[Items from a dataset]
•••
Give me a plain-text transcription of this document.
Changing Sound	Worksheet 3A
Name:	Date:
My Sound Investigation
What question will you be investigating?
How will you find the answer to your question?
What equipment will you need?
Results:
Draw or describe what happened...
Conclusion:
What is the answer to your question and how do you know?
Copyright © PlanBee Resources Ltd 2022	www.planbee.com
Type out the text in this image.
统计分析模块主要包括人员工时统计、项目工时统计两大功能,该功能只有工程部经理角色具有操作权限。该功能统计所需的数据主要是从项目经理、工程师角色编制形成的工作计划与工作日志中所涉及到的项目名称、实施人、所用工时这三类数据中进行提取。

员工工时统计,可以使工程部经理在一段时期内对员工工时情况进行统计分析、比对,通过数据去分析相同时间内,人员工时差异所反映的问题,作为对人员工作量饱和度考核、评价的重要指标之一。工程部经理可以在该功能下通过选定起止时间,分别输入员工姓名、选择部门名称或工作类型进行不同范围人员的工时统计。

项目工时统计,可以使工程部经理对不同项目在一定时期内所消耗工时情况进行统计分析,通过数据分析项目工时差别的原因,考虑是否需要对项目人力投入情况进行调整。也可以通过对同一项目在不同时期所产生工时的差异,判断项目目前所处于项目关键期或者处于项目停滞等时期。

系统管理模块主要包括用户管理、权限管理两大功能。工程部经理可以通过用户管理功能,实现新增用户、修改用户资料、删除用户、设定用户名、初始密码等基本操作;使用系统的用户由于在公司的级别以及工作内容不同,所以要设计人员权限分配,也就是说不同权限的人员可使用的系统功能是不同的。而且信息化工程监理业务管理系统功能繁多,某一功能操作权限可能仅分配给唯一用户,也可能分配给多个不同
•••
Show all lines from the data above in which the word "text" appears.

**RESPONSE TO THIS TASK:**
Give me a plain-text transcription of this document.
Type out the text in this image.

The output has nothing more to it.